> **PROBLEM**
Reproduce every line of the material below, but drop the pictures.

> **THE INPUT**
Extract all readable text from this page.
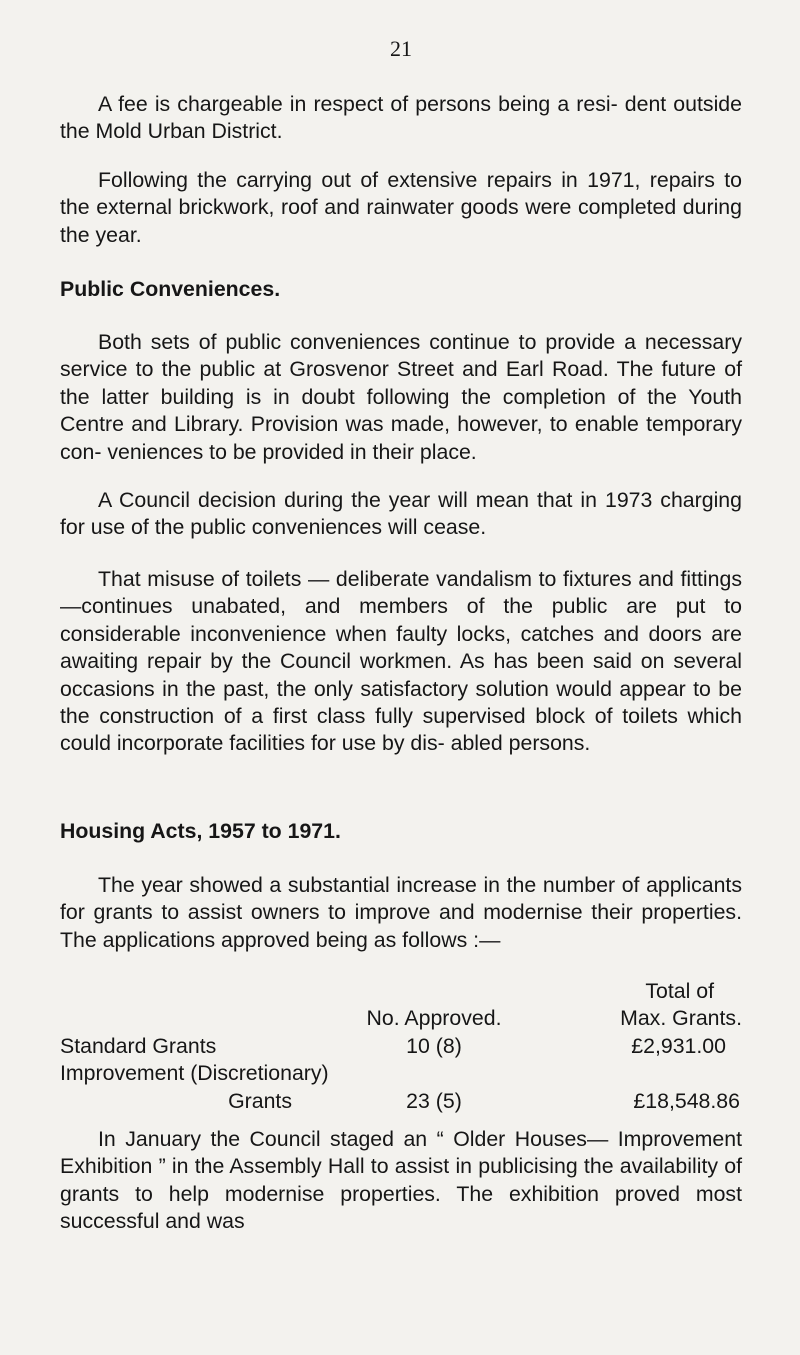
21

A fee is chargeable in respect of persons being a resi- dent outside the Mold Urban District.

Following the carrying out of extensive repairs in 1971, repairs to the external brickwork, roof and rainwater goods were completed during the year.

Public Conveniences.

Both sets of public conveniences continue to provide a necessary service to the public at Grosvenor Street and Earl Road. The future of the latter building is in doubt following the completion of the Youth Centre and Library. Provision was made, however, to enable temporary con- veniences to be provided in their place.

A Council decision during the year will mean that in 1973 charging for use of the public conveniences will cease.

That misuse of toilets — deliberate vandalism to fixtures and fittings—continues unabated, and members of the public are put to considerable inconvenience when faulty locks, catches and doors are awaiting repair by the Council workmen. As has been said on several occasions in the past, the only satisfactory solution would appear to be the construction of a first class fully supervised block of toilets which could incorporate facilities for use by dis- abled persons.

Housing Acts, 1957 to 1971.

The year showed a substantial increase in the number of applicants for grants to assist owners to improve and modernise their properties. The applications approved being as follows :—

		Total of
	No. Approved.	Max. Grants.
Standard Grants	10 (8)	£2,931.00
Improvement (Discretionary)		
Grants	23 (5)	£18,548.86

In January the Council staged an “ Older Houses— Improvement Exhibition ” in the Assembly Hall to assist in publicising the availability of grants to help modernise properties. The exhibition proved most successful and was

> **SOLUTION**
Extract all readable text from this page.
21

A fee is chargeable in respect of persons being a resi- dent outside the Mold Urban District.

Following the carrying out of extensive repairs in 1971, repairs to the external brickwork, roof and rainwater goods were completed during the year.

Public Conveniences.

Both sets of public conveniences continue to provide a necessary service to the public at Grosvenor Street and Earl Road. The future of the latter building is in doubt following the completion of the Youth Centre and Library. Provision was made, however, to enable temporary con- veniences to be provided in their place.

A Council decision during the year will mean that in 1973 charging for use of the public conveniences will cease.

That misuse of toilets — deliberate vandalism to fixtures and fittings—continues unabated, and members of the public are put to considerable inconvenience when faulty locks, catches and doors are awaiting repair by the Council workmen. As has been said on several occasions in the past, the only satisfactory solution would appear to be the construction of a first class fully supervised block of toilets which could incorporate facilities for use by dis- abled persons.

Housing Acts, 1957 to 1971.

The year showed a substantial increase in the number of applicants for grants to assist owners to improve and modernise their properties. The applications approved being as follows :—

		Total of
	No. Approved.	Max. Grants.
Standard Grants	10 (8)	£2,931.00
Improvement (Discretionary)		
Grants	23 (5)	£18,548.86

In January the Council staged an “ Older Houses— Improvement Exhibition ” in the Assembly Hall to assist in publicising the availability of grants to help modernise properties. The exhibition proved most successful and was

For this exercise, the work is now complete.